#### Exercise prompt:
Write out every line of the material exactly as it appears.

#### Supplied data:
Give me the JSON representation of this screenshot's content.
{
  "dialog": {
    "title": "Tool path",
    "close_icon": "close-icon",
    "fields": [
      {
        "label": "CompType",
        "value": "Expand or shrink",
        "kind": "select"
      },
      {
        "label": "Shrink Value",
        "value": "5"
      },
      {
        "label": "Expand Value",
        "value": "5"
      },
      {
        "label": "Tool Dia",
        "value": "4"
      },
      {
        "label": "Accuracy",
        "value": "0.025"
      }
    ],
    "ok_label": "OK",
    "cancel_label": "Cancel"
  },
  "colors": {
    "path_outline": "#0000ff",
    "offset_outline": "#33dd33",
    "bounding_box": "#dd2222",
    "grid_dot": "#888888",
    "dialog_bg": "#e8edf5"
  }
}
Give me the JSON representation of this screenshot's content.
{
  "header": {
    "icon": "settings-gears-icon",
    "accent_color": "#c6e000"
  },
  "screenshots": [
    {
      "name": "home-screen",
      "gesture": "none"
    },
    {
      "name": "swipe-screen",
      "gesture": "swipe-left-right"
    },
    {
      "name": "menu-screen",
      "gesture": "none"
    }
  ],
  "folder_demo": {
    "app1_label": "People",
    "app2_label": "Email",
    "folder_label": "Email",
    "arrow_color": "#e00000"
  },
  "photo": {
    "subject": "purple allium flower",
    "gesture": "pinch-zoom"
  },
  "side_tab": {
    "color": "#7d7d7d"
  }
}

#### Response to the exercise:
Give me the JSON representation of this screenshot's content.
{
  "dialog": {
    "title": "Tool path",
    "close_icon": "close-icon",
    "fields": [
      {
        "label": "CompType",
        "value": "Expand or shrink",
        "kind": "select"
      },
      {
        "label": "Shrink Value",
        "value": "5"
      },
      {
        "label": "Expand Value",
        "value": "5"
      },
      {
        "label": "Tool Dia",
        "value": "4"
      },
      {
        "label": "Accuracy",
        "value": "0.025"
      }
    ],
    "ok_label": "OK",
    "cancel_label": "Cancel"
  },
  "colors": {
    "path_outline": "#0000ff",
    "offset_outline": "#33dd33",
    "bounding_box": "#dd2222",
    "grid_dot": "#888888",
    "dialog_bg": "#e8edf5"
  }
}
Give me the JSON representation of this screenshot's content.
{
  "header": {
    "icon": "settings-gears-icon",
    "accent_color": "#c6e000"
  },
  "screenshots": [
    {
      "name": "home-screen",
      "gesture": "none"
    },
    {
      "name": "swipe-screen",
      "gesture": "swipe-left-right"
    },
    {
      "name": "menu-screen",
      "gesture": "none"
    }
  ],
  "folder_demo": {
    "app1_label": "People",
    "app2_label": "Email",
    "folder_label": "Email",
    "arrow_color": "#e00000"
  },
  "photo": {
    "subject": "purple allium flower",
    "gesture": "pinch-zoom"
  },
  "side_tab": {
    "color": "#7d7d7d"
  }
}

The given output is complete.